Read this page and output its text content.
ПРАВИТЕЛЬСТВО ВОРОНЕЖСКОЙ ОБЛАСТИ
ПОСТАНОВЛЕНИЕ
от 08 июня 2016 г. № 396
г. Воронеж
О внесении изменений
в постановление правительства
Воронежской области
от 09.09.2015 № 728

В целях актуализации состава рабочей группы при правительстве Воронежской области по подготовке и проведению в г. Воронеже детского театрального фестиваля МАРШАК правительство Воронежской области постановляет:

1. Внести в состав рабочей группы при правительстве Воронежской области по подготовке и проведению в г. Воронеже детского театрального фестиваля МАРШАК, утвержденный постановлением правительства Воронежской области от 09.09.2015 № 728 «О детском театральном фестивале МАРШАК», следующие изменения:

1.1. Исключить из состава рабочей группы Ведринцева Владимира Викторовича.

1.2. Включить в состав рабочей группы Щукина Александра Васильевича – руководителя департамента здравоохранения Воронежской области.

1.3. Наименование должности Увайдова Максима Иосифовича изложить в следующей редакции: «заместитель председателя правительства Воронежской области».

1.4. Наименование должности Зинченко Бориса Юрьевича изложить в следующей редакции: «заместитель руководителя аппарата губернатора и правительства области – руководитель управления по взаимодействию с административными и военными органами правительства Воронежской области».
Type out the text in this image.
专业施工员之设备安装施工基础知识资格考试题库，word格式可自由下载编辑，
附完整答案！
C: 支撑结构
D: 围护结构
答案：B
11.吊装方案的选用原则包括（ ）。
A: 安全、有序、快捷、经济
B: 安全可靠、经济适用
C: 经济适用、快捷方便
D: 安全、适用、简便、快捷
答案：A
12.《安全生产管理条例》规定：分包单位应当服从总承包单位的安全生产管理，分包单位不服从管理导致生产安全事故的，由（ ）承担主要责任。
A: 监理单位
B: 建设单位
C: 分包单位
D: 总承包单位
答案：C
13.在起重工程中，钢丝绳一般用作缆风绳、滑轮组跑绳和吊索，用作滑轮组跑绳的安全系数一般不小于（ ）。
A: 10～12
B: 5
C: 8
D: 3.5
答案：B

• Directions:
Go through the material line by line. Show each line that contains the string "Наименование".

• Solution for this problem:
1.3. Наименование должности Увайдова Максима Иосифовича изложить в следующей редакции: «заместитель председателя правительства Воронежской области».
1.4. Наименование должности Зинченко Бориса Юрьевича изложить в следующей редакции: «заместитель руководителя аппарата губернатора и правительства области – руководитель управления по взаимодействию с административными и военными органами правительства Воронежской области».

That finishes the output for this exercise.